Short task :: Copy out lines with the word "masses" from the material that follows.

Stored records:
────────────────────

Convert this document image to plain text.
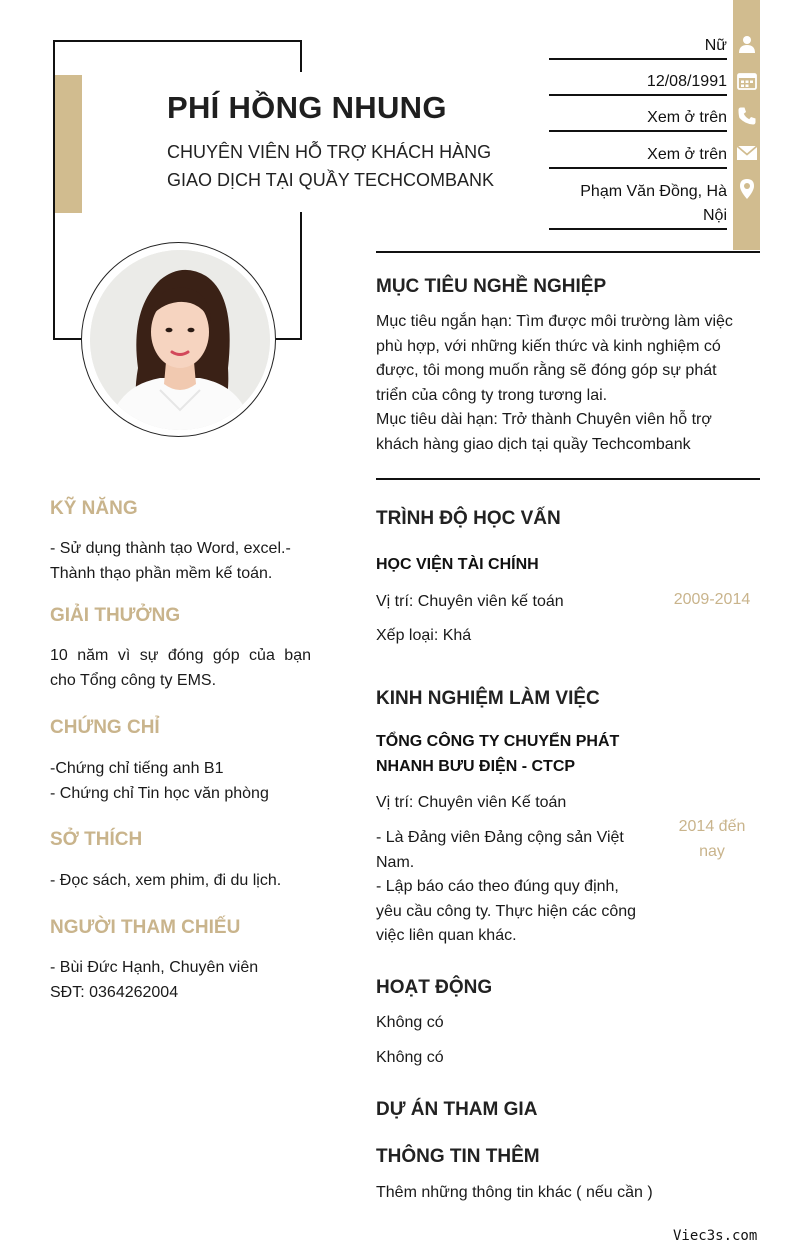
PHÍ HỒNG NHUNG
CHUYÊN VIÊN HỖ TRỢ KHÁCH HÀNG
GIAO DỊCH TẠI QUẦY TECHCOMBANK
Nữ
12/08/1991
Xem ở trên
Xem ở trên
Phạm Văn Đồng, Hà
Nội
MỤC TIÊU NGHỀ NGHIỆP
Mục tiêu ngắn hạn: Tìm được môi trường làm việc
phù hợp, với những kiến thức và kinh nghiệm có
được, tôi mong muốn rằng sẽ đóng góp sự phát
triển của công ty trong tương lai.
Mục tiêu dài hạn: Trở thành Chuyên viên hỗ trợ
khách hàng giao dịch tại quầy Techcombank
TRÌNH ĐỘ HỌC VẤN
HỌC VIỆN TÀI CHÍNH
Vị trí: Chuyên viên kế toán
Xếp loại: Khá
2009-2014
KINH NGHIỆM LÀM VIỆC
TỔNG CÔNG TY CHUYỂN PHÁT
NHANH BƯU ĐIỆN - CTCP
Vị trí: Chuyên viên Kế toán
- Là Đảng viên Đảng cộng sản Việt
Nam.
- Lập báo cáo theo đúng quy định,
yêu cầu công ty. Thực hiện các công
việc liên quan khác.
2014 đến
nay
HOẠT ĐỘNG
Không có
Không có
DỰ ÁN THAM GIA
THÔNG TIN THÊM
Thêm những thông tin khác ( nếu cần )
KỸ NĂNG
- Sử dụng thành tạo Word, excel.-
Thành thạo phần mềm kế toán.
GIẢI THƯỞNG
10 năm vì sự đóng góp của bạn
cho Tổng công ty EMS.
CHỨNG CHỈ
-Chứng chỉ tiếng anh B1
- Chứng chỉ Tin học văn phòng
SỞ THÍCH
- Đọc sách, xem phim, đi du lịch.
NGƯỜI THAM CHIẾU
- Bùi Đức Hạnh, Chuyên viên
SĐT: 0364262004
Viec3s.com
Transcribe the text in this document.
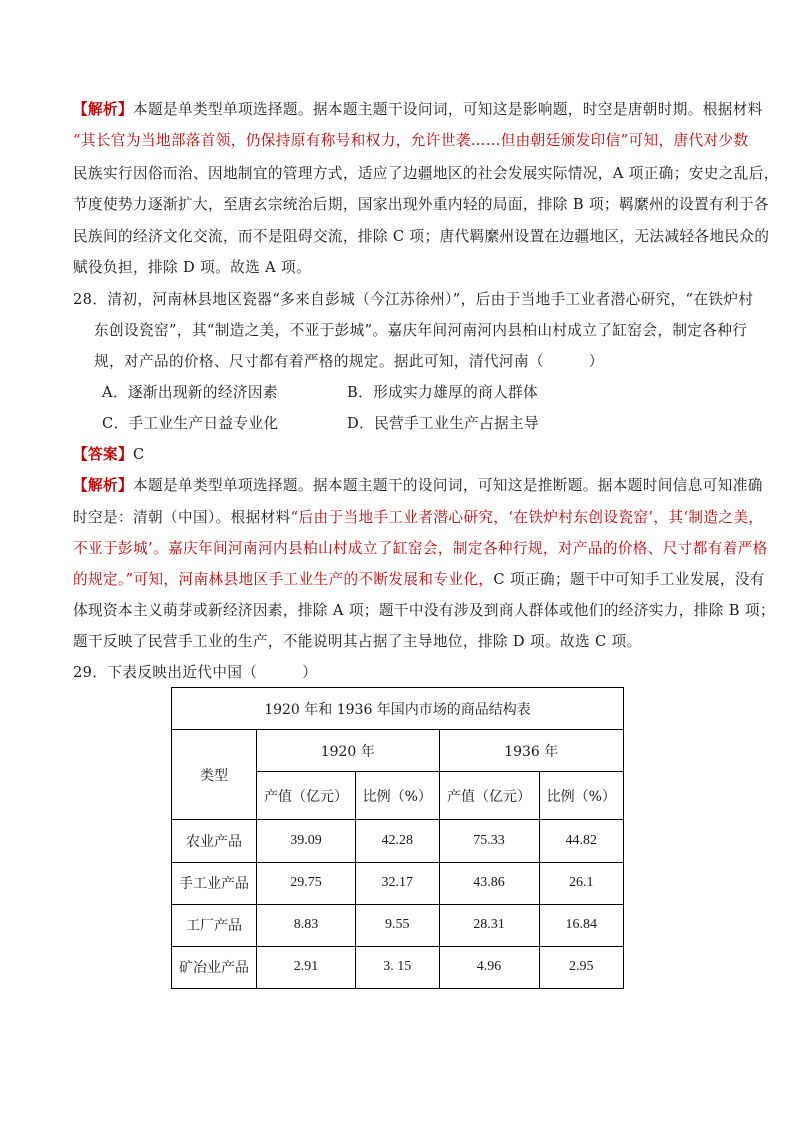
【解析】本题是单类型单项选择题。据本题主题干设问词，可知这是影响题，时空是唐朝时期。根据材料
“其长官为当地部落首领，仍保持原有称号和权力，允许世袭……但由朝廷颁发印信”可知，唐代对少数
民族实行因俗而治、因地制宜的管理方式，适应了边疆地区的社会发展实际情况，A 项正确；安史之乱后，
节度使势力逐渐扩大，至唐玄宗统治后期，国家出现外重内轻的局面，排除 B 项；羁縻州的设置有利于各
民族间的经济文化交流，而不是阻碍交流，排除 C 项；唐代羁縻州设置在边疆地区，无法减轻各地民众的
赋役负担，排除 D 项。故选 A 项。
28．清初，河南林县地区瓷器“多来自彭城（今江苏徐州）”，后由于当地手工业者潜心研究，“在铁炉村
东创设瓷窑”，其“制造之美，不亚于彭城”。嘉庆年间河南河内县柏山村成立了缸窑会，制定各种行
规，对产品的价格、尺寸都有着严格的规定。据此可知，清代河南（　　　）
A．逐渐出现新的经济因素	B．形成实力雄厚的商人群体
C．手工业生产日益专业化	D．民营手工业生产占据主导
【答案】C
【解析】本题是单类型单项选择题。据本题主题干的设问词，可知这是推断题。据本题时间信息可知准确
时空是：清朝（中国）。根据材料“后由于当地手工业者潜心研究，‘在铁炉村东创设瓷窑’，其‘制造之美，
不亚于彭城’。嘉庆年间河南河内县柏山村成立了缸窑会，制定各种行规，对产品的价格、尺寸都有着严格
的规定。”可知，河南林县地区手工业生产的不断发展和专业化，C 项正确；题干中可知手工业发展，没有
体现资本主义萌芽或新经济因素，排除 A 项；题干中没有涉及到商人群体或他们的经济实力，排除 B 项；
题干反映了民营手工业的生产，不能说明其占据了主导地位，排除 D 项。故选 C 项。
29．下表反映出近代中国（　　　）
1920 年和 1936 年国内市场的商品结构表				
类型	1920 年		1936 年	
	产值（亿元）	比例（%）	产值（亿元）	比例（%）
农业产品	39.09	42.28	75.33	44.82
手工业产品	29.75	32.17	43.86	26.1
工厂产品	8.83	9.55	28.31	16.84
矿冶业产品	2.91	3. 15	4.96	2.95
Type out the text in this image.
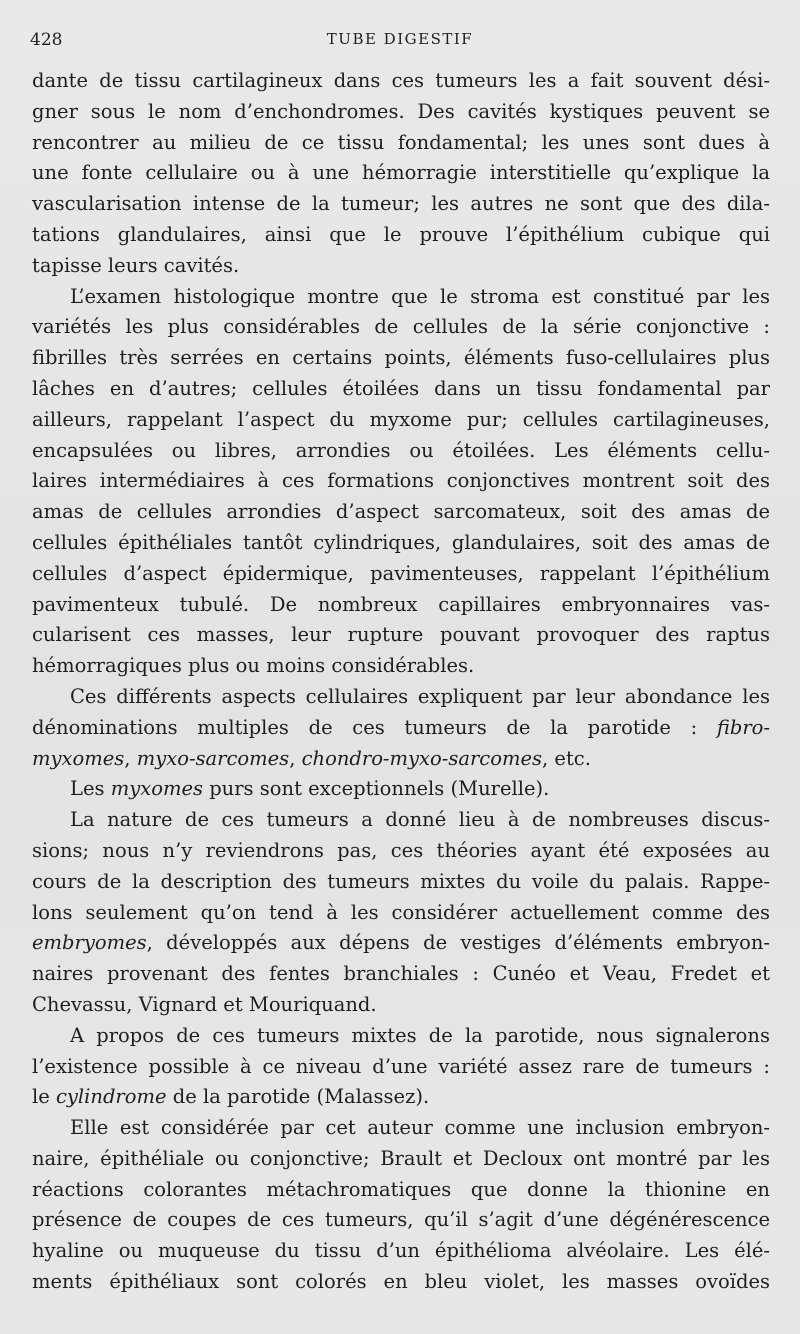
428	TUBE DIGESTIF
dante de tissu cartilagineux dans ces tumeurs les a fait souvent dési-
gner sous le nom d’enchondromes. Des cavités kystiques peuvent se
rencontrer au milieu de ce tissu fondamental; les unes sont dues à
une fonte cellulaire ou à une hémorragie interstitielle qu’explique la
vascularisation intense de la tumeur; les autres ne sont que des dila-
tations glandulaires, ainsi que le prouve l’épithélium cubique qui
tapisse leurs cavités.
L’examen histologique montre que le stroma est constitué par les
variétés les plus considérables de cellules de la série conjonctive :
fibrilles très serrées en certains points, éléments fuso-cellulaires plus
lâches en d’autres; cellules étoilées dans un tissu fondamental par
ailleurs, rappelant l’aspect du myxome pur; cellules cartilagineuses,
encapsulées ou libres, arrondies ou étoilées. Les éléments cellu-
laires intermédiaires à ces formations conjonctives montrent soit des
amas de cellules arrondies d’aspect sarcomateux, soit des amas de
cellules épithéliales tantôt cylindriques, glandulaires, soit des amas de
cellules d’aspect épidermique, pavimenteuses, rappelant l’épithélium
pavimenteux tubulé. De nombreux capillaires embryonnaires vas-
cularisent ces masses, leur rupture pouvant provoquer des raptus
hémorragiques plus ou moins considérables.
Ces différents aspects cellulaires expliquent par leur abondance les
dénominations multiples de ces tumeurs de la parotide : fibro-
myxomes, myxo-sarcomes, chondro-myxo-sarcomes, etc.
Les myxomes purs sont exceptionnels (Murelle).
La nature de ces tumeurs a donné lieu à de nombreuses discus-
sions; nous n’y reviendrons pas, ces théories ayant été exposées au
cours de la description des tumeurs mixtes du voile du palais. Rappe-
lons seulement qu’on tend à les considérer actuellement comme des
embryomes, développés aux dépens de vestiges d’éléments embryon-
naires provenant des fentes branchiales : Cunéo et Veau, Fredet et
Chevassu, Vignard et Mouriquand.
A propos de ces tumeurs mixtes de la parotide, nous signalerons
l’existence possible à ce niveau d’une variété assez rare de tumeurs :
le cylindrome de la parotide (Malassez).
Elle est considérée par cet auteur comme une inclusion embryon-
naire, épithéliale ou conjonctive; Brault et Decloux ont montré par les
réactions colorantes métachromatiques que donne la thionine en
présence de coupes de ces tumeurs, qu’il s’agit d’une dégénérescence
hyaline ou muqueuse du tissu d’un épithélioma alvéolaire. Les élé-
ments épithéliaux sont colorés en bleu violet, les masses ovoïdes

────────────────────

Correct result ::
cularisent ces masses, leur rupture pouvant provoquer des raptus
ments épithéliaux sont colorés en bleu violet, les masses ovoïdes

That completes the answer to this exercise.